• _To be done_
For each line below that includes the word "States", make a copy.

|---|

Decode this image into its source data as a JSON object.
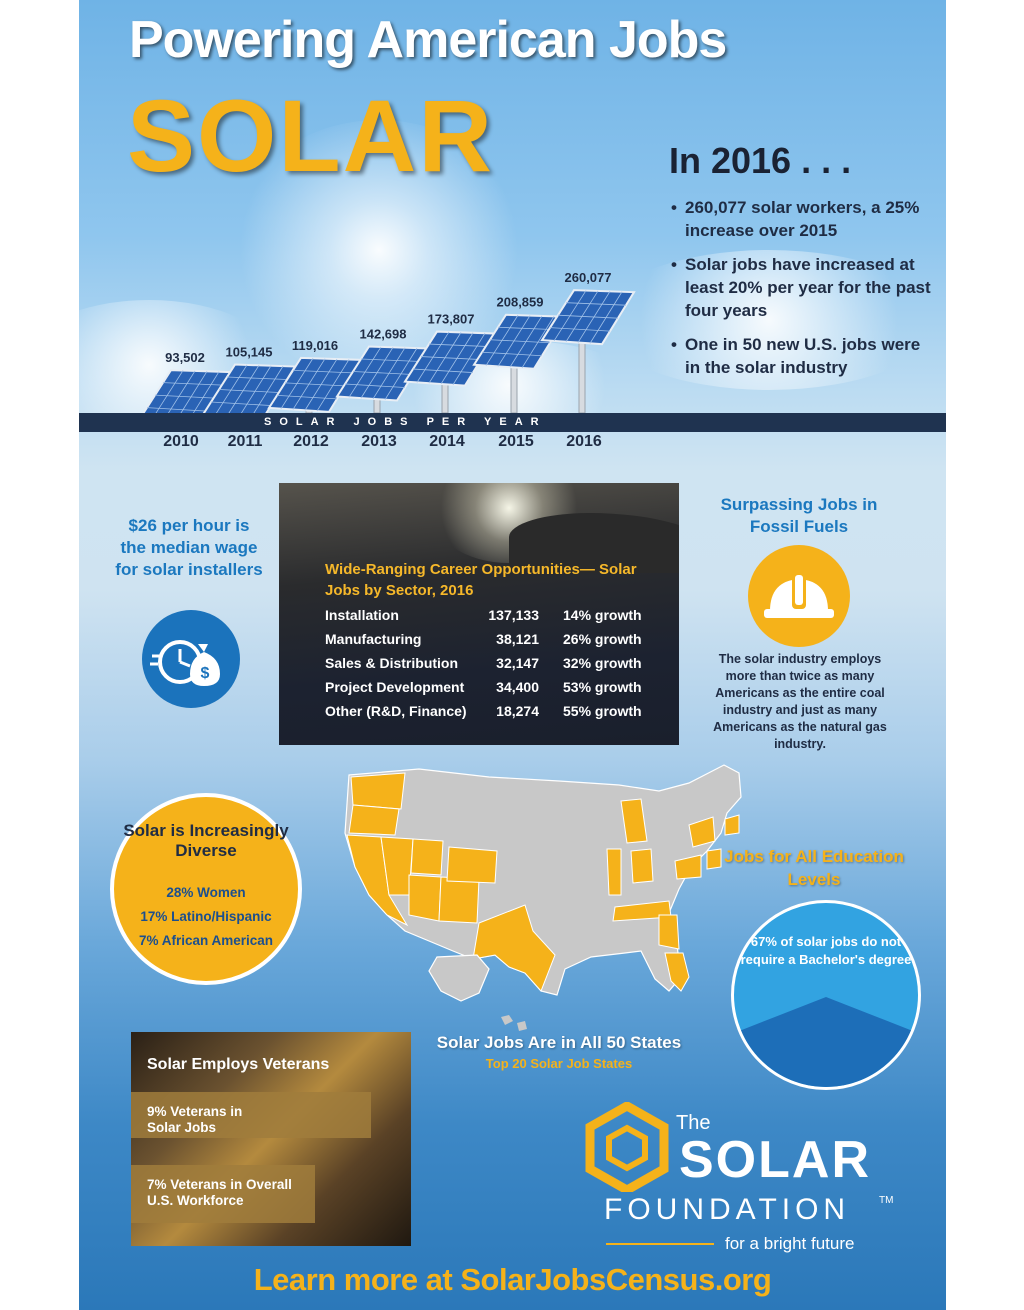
{
  "header": {
    "title": "Powering American Jobs",
    "subtitle": "SOLAR"
  },
  "chart_data": {
    "type": "bar",
    "categories": [
      "2010",
      "2011",
      "2012",
      "2013",
      "2014",
      "2015",
      "2016"
    ],
    "values": [
      93502,
      105145,
      119016,
      142698,
      173807,
      208859,
      260077
    ],
    "value_labels": [
      "93,502",
      "105,145",
      "119,016",
      "142,698",
      "173,807",
      "208,859",
      "260,077"
    ],
    "xlabel": "SOLAR JOBS PER YEAR",
    "title": "",
    "ylabel": ""
  },
  "summary": {
    "heading": "In 2016 . . .",
    "bullets": [
      "260,077 solar workers, a 25% increase over 2015",
      "Solar jobs have increased at least 20% per year for the past four years",
      "One in 50 new U.S. jobs were in the solar industry"
    ]
  },
  "wage": {
    "text": "$26 per hour is the median wage for solar installers",
    "icon": "clock-money-bag-icon"
  },
  "sectors": {
    "title": "Wide-Ranging Career Opportunities— Solar Jobs by Sector, 2016",
    "rows": [
      {
        "name": "Installation",
        "jobs": "137,133",
        "growth": "14% growth"
      },
      {
        "name": "Manufacturing",
        "jobs": "38,121",
        "growth": "26% growth"
      },
      {
        "name": "Sales & Distribution",
        "jobs": "32,147",
        "growth": "32% growth"
      },
      {
        "name": "Project Development",
        "jobs": "34,400",
        "growth": "53% growth"
      },
      {
        "name": "Other (R&D, Finance)",
        "jobs": "18,274",
        "growth": "55% growth"
      }
    ]
  },
  "fossil": {
    "title": "Surpassing Jobs in Fossil Fuels",
    "text": "The solar industry employs more than twice as many Americans as the entire coal industry and just as many Americans as the natural gas industry.",
    "icon": "hard-hat-icon"
  },
  "diversity": {
    "title": "Solar is Increasingly Diverse",
    "items": [
      "28% Women",
      "17% Latino/Hispanic",
      "7% African American"
    ]
  },
  "map": {
    "caption": "Solar Jobs Are in All 50 States",
    "subcaption": "Top 20 Solar Job States",
    "highlight_color": "#f5b21a",
    "base_color": "#c8c8c8"
  },
  "education": {
    "title": "Jobs for All Education Levels",
    "text": "67% of solar jobs do not require a Bachelor's degree",
    "share_no_bachelor": 0.67
  },
  "veterans": {
    "title": "Solar Employs Veterans",
    "stat1": "9% Veterans in Solar Jobs",
    "stat2": "7% Veterans in Overall U.S. Workforce"
  },
  "foundation": {
    "the": "The",
    "name": "SOLAR",
    "name2": "FOUNDATION",
    "tm": "TM",
    "tagline": "for a bright future"
  },
  "footer": {
    "cta": "Learn more at SolarJobsCensus.org"
  },
  "colors": {
    "gold": "#f5b21a",
    "blue": "#1b78bf",
    "navy": "#1f3350"
  }
}
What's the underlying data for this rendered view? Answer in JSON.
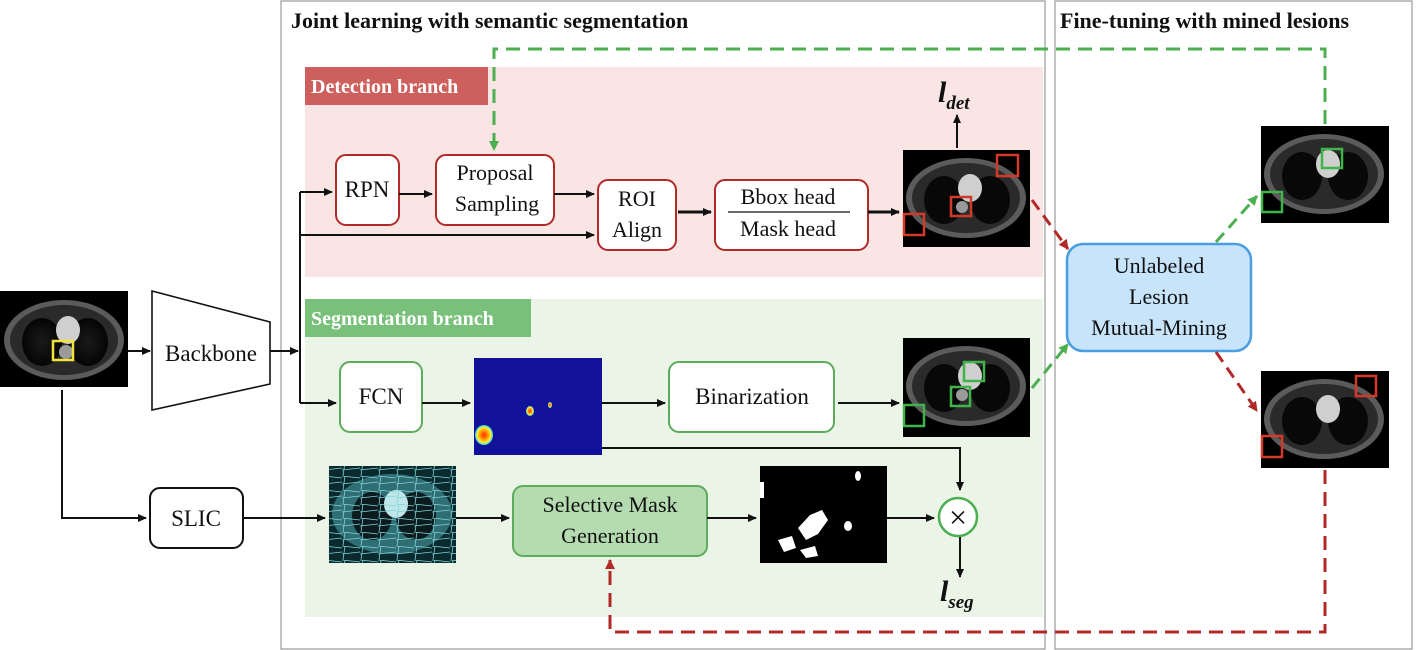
{
  "panels": {
    "joint_title": "Joint learning with semantic segmentation",
    "finetune_title": "Fine-tuning with mined lesions"
  },
  "branches": {
    "detection": "Detection branch",
    "segmentation": "Segmentation branch"
  },
  "nodes": {
    "backbone": "Backbone",
    "rpn": "RPN",
    "proposal_line1": "Proposal",
    "proposal_line2": "Sampling",
    "roi_line1": "ROI",
    "roi_line2": "Align",
    "bbox_head": "Bbox head",
    "mask_head": "Mask head",
    "fcn": "FCN",
    "binarization": "Binarization",
    "slic": "SLIC",
    "selective_line1": "Selective Mask",
    "selective_line2": "Generation",
    "mining_line1": "Unlabeled",
    "mining_line2": "Lesion",
    "mining_line3": "Mutual-Mining",
    "multiply_symbol": "×"
  },
  "losses": {
    "det_main": "l",
    "det_sub": "det",
    "seg_main": "l",
    "seg_sub": "seg"
  },
  "colors": {
    "detection_red": "#b22a27",
    "detection_bg": "#f9e6e4",
    "detection_tag": "#cd605d",
    "segmentation_green": "#5cac5b",
    "segmentation_bg": "#eaf4e7",
    "segmentation_tag": "#79c07a",
    "mining_fill": "#c7e4fb",
    "mining_border": "#4a9ee0",
    "arrow_green": "#4caf50",
    "arrow_red": "#b22a27"
  },
  "icons": {
    "ct_scan": "ct-scan-thumbnail",
    "heatmap": "fcn-heatmap",
    "superpixel": "slic-superpixel-image",
    "binary_mask": "binary-mask"
  }
}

|---|

• _The answer_
    "caption": "Solar Jobs Are in All 50 States",
    "subcaption": "Top 20 Solar Job States",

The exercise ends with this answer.